Please return every line of the material below word for word, leaving the pictures out of your answer.

Extracted records

____

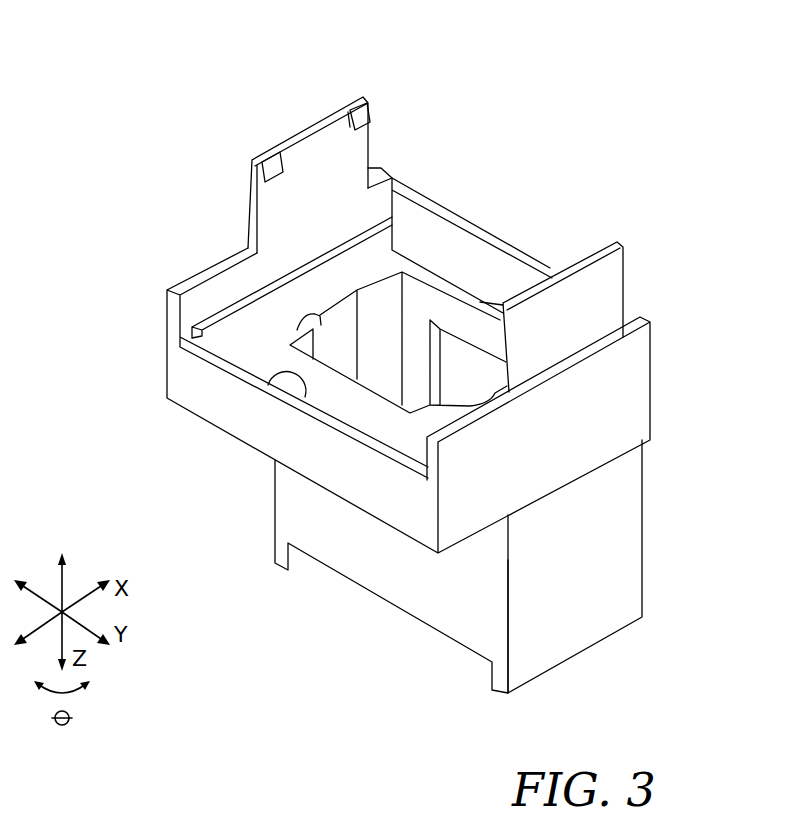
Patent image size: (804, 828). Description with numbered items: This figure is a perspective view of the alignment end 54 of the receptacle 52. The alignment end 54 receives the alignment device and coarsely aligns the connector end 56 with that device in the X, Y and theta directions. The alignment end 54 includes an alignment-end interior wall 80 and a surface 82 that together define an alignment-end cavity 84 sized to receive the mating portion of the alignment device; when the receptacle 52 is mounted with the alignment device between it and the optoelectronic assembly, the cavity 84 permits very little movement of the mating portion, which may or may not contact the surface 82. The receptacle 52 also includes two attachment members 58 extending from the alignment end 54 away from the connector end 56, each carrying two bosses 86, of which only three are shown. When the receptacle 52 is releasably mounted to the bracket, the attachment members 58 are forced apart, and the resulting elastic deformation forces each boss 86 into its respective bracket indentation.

The receptacle 52 is at (662, 597).
The alignment end 54 is at (653, 380).
The connector end 56 is at (400, 608).
The attachment member 58 is at (302, 133).
The alignment-end interior wall 80 is at (446, 250).
The surface 82 is at (272, 355).
The alignment-end cavity 84 is at (289, 302).
The boss 86 is at (373, 107).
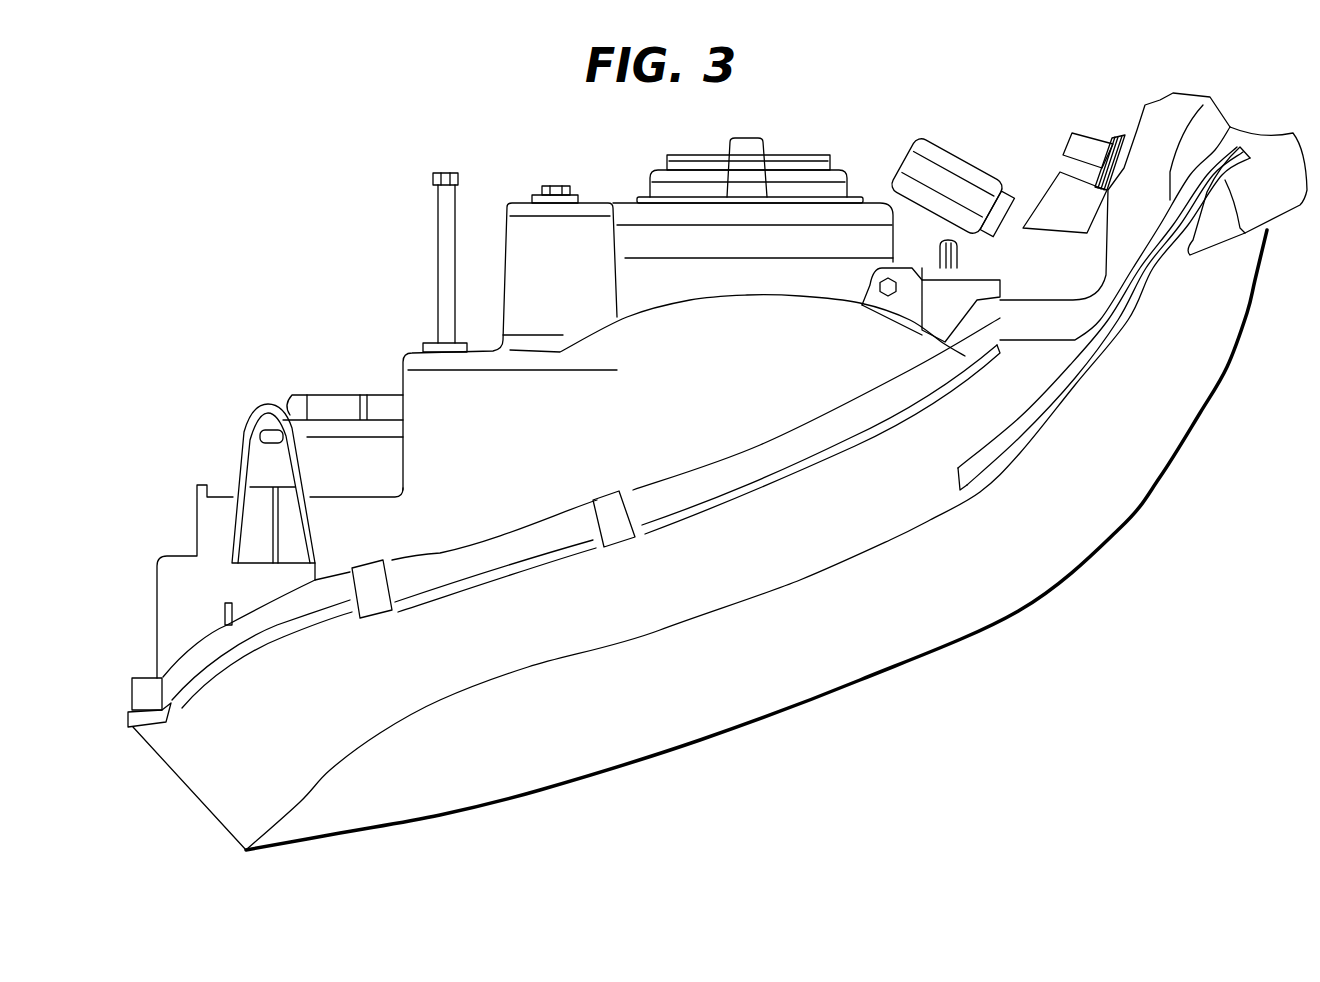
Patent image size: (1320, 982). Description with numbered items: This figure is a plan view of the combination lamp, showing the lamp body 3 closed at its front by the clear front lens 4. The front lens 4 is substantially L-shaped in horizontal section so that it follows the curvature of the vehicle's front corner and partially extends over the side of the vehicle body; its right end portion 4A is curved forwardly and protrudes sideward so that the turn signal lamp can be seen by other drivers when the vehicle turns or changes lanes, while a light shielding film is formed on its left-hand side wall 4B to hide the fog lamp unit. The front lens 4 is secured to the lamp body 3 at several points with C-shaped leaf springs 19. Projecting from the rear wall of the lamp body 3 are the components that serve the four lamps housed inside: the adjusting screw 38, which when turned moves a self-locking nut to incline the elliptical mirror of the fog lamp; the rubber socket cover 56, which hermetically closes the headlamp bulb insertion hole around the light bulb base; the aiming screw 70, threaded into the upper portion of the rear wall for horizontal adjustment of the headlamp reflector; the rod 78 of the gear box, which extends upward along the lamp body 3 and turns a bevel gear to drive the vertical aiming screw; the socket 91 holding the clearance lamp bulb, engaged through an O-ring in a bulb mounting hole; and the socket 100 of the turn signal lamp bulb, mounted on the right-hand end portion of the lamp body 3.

The lamp body 3 is at (400, 355).
The front lens 4 is at (838, 668).
The right end portion of the front lens 4A is at (1277, 160).
The left-hand side wall of the front lens 4B is at (173, 770).
The C-shaped leaf springs 19 is at (372, 562).
The adjusting screw 38 is at (433, 210).
The socket cover 56 is at (877, 213).
The aiming screw 70 is at (553, 185).
The rod 78 is at (879, 285).
The socket 91 is at (960, 160).
The socket 100 is at (1078, 140).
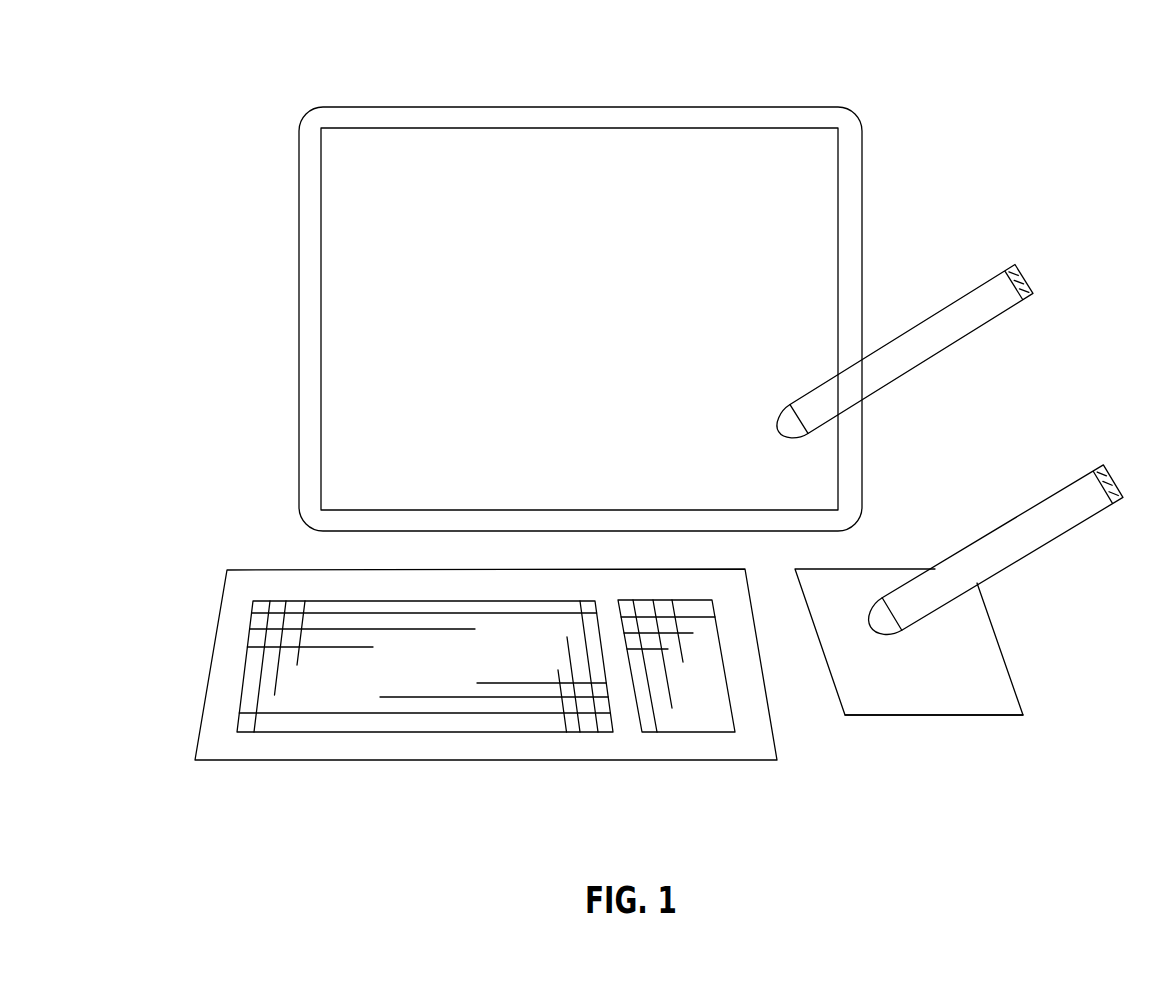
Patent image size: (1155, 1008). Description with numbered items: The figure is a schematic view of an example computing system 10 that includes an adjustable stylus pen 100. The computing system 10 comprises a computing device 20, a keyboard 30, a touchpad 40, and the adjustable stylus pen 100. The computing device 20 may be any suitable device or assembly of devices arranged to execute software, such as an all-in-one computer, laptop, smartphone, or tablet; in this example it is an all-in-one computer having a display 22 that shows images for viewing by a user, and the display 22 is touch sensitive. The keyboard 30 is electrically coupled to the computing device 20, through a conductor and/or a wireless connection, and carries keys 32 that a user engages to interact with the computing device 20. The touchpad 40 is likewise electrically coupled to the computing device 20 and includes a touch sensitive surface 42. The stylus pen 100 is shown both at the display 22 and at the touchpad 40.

The computing system 10 is at (896, 51).
The computing device 20 is at (735, 107).
The display 22 is at (820, 233).
The keyboard 30 is at (270, 568).
The keys 32 is at (258, 640).
The touchpad 40 is at (1003, 648).
The touch sensitive surface 42 is at (930, 695).
The adjustable stylus pen 100 is at (963, 295).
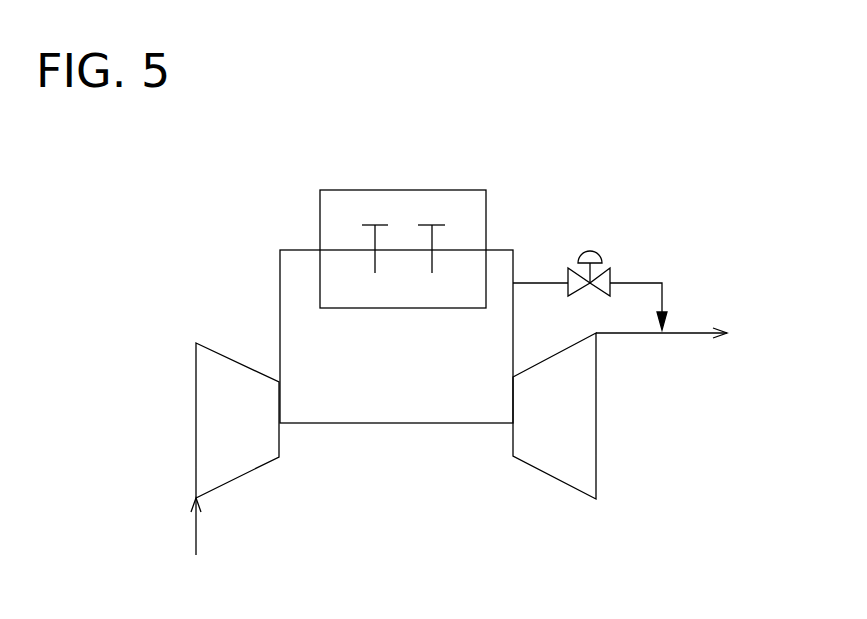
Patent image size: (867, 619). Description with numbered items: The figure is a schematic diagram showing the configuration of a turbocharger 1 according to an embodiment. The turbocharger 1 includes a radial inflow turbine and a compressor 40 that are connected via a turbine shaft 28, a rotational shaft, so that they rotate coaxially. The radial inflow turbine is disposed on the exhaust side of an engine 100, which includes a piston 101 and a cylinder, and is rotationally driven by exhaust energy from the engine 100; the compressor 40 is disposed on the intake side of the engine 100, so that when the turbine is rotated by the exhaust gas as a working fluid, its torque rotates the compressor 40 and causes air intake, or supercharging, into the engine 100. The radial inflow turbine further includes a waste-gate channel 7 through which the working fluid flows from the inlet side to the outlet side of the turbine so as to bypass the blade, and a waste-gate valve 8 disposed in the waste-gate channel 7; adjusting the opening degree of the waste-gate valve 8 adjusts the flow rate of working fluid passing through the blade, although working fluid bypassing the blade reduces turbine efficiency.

The turbocharger 1 is at (568, 483).
The waste-gate channel 7 is at (662, 292).
The waste-gate valve 8 is at (605, 275).
The turbine shaft 28 is at (390, 425).
The compressor 40 is at (213, 490).
The engine 100 is at (472, 200).
The piston 101 is at (375, 224).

____

Problem solution.
Patent image size: (804, 828). Description with numbered items: This figure is a perspective view of the alignment end 54 of the receptacle 52. The alignment end 54 receives the alignment device and coarsely aligns the connector end 56 with that device in the X, Y and theta directions. The alignment end 54 includes an alignment-end interior wall 80 and a surface 82 that together define an alignment-end cavity 84 sized to receive the mating portion of the alignment device; when the receptacle 52 is mounted with the alignment device between it and the optoelectronic assembly, the cavity 84 permits very little movement of the mating portion, which may or may not contact the surface 82. The receptacle 52 also includes two attachment members 58 extending from the alignment end 54 away from the connector end 56, each carrying two bosses 86, of which only three are shown. When the receptacle 52 is releasably mounted to the bracket, the attachment members 58 are forced apart, and the resulting elastic deformation forces each boss 86 into its respective bracket indentation.

The receptacle 52 is at (662, 597).
The alignment end 54 is at (653, 380).
The connector end 56 is at (400, 608).
The attachment member 58 is at (302, 133).
The alignment-end interior wall 80 is at (446, 250).
The surface 82 is at (272, 355).
The alignment-end cavity 84 is at (289, 302).
The boss 86 is at (373, 107).
Patent image size: (1320, 982). Description with numbered items: This figure is a plan view of the combination lamp, showing the lamp body 3 closed at its front by the clear front lens 4. The front lens 4 is substantially L-shaped in horizontal section so that it follows the curvature of the vehicle's front corner and partially extends over the side of the vehicle body; its right end portion 4A is curved forwardly and protrudes sideward so that the turn signal lamp can be seen by other drivers when the vehicle turns or changes lanes, while a light shielding film is formed on its left-hand side wall 4B to hide the fog lamp unit. The front lens 4 is secured to the lamp body 3 at several points with C-shaped leaf springs 19. Projecting from the rear wall of the lamp body 3 are the components that serve the four lamps housed inside: the adjusting screw 38, which when turned moves a self-locking nut to incline the elliptical mirror of the fog lamp; the rubber socket cover 56, which hermetically closes the headlamp bulb insertion hole around the light bulb base; the aiming screw 70, threaded into the upper portion of the rear wall for horizontal adjustment of the headlamp reflector; the rod 78 of the gear box, which extends upward along the lamp body 3 and turns a bevel gear to drive the vertical aiming screw; the socket 91 holding the clearance lamp bulb, engaged through an O-ring in a bulb mounting hole; and the socket 100 of the turn signal lamp bulb, mounted on the right-hand end portion of the lamp body 3.

The lamp body 3 is at (400, 355).
The front lens 4 is at (838, 668).
The right end portion of the front lens 4A is at (1277, 160).
The left-hand side wall of the front lens 4B is at (173, 770).
The C-shaped leaf springs 19 is at (372, 562).
The adjusting screw 38 is at (433, 210).
The socket cover 56 is at (877, 213).
The aiming screw 70 is at (553, 185).
The rod 78 is at (879, 285).
The socket 91 is at (960, 160).
The socket 100 is at (1078, 140).
Patent image size: (1155, 1008). Description with numbered items: The figure is a schematic view of an example computing system 10 that includes an adjustable stylus pen 100. The computing system 10 comprises a computing device 20, a keyboard 30, a touchpad 40, and the adjustable stylus pen 100. The computing device 20 may be any suitable device or assembly of devices arranged to execute software, such as an all-in-one computer, laptop, smartphone, or tablet; in this example it is an all-in-one computer having a display 22 that shows images for viewing by a user, and the display 22 is touch sensitive. The keyboard 30 is electrically coupled to the computing device 20, through a conductor and/or a wireless connection, and carries keys 32 that a user engages to interact with the computing device 20. The touchpad 40 is likewise electrically coupled to the computing device 20 and includes a touch sensitive surface 42. The stylus pen 100 is shown both at the display 22 and at the touchpad 40.

The computing system 10 is at (896, 51).
The computing device 20 is at (735, 107).
The display 22 is at (820, 233).
The keyboard 30 is at (270, 568).
The keys 32 is at (258, 640).
The touchpad 40 is at (1003, 648).
The touch sensitive surface 42 is at (930, 695).
The adjustable stylus pen 100 is at (963, 295).
Patent image size: (867, 619). Description with numbered items: The figure is a schematic diagram showing the configuration of a turbocharger 1 according to an embodiment. The turbocharger 1 includes a radial inflow turbine and a compressor 40 that are connected via a turbine shaft 28, a rotational shaft, so that they rotate coaxially. The radial inflow turbine is disposed on the exhaust side of an engine 100, which includes a piston 101 and a cylinder, and is rotationally driven by exhaust energy from the engine 100; the compressor 40 is disposed on the intake side of the engine 100, so that when the turbine is rotated by the exhaust gas as a working fluid, its torque rotates the compressor 40 and causes air intake, or supercharging, into the engine 100. The radial inflow turbine further includes a waste-gate channel 7 through which the working fluid flows from the inlet side to the outlet side of the turbine so as to bypass the blade, and a waste-gate valve 8 disposed in the waste-gate channel 7; adjusting the opening degree of the waste-gate valve 8 adjusts the flow rate of working fluid passing through the blade, although working fluid bypassing the blade reduces turbine efficiency.

The turbocharger 1 is at (568, 483).
The waste-gate channel 7 is at (662, 292).
The waste-gate valve 8 is at (605, 275).
The turbine shaft 28 is at (390, 425).
The compressor 40 is at (213, 490).
The engine 100 is at (472, 200).
The piston 101 is at (375, 224).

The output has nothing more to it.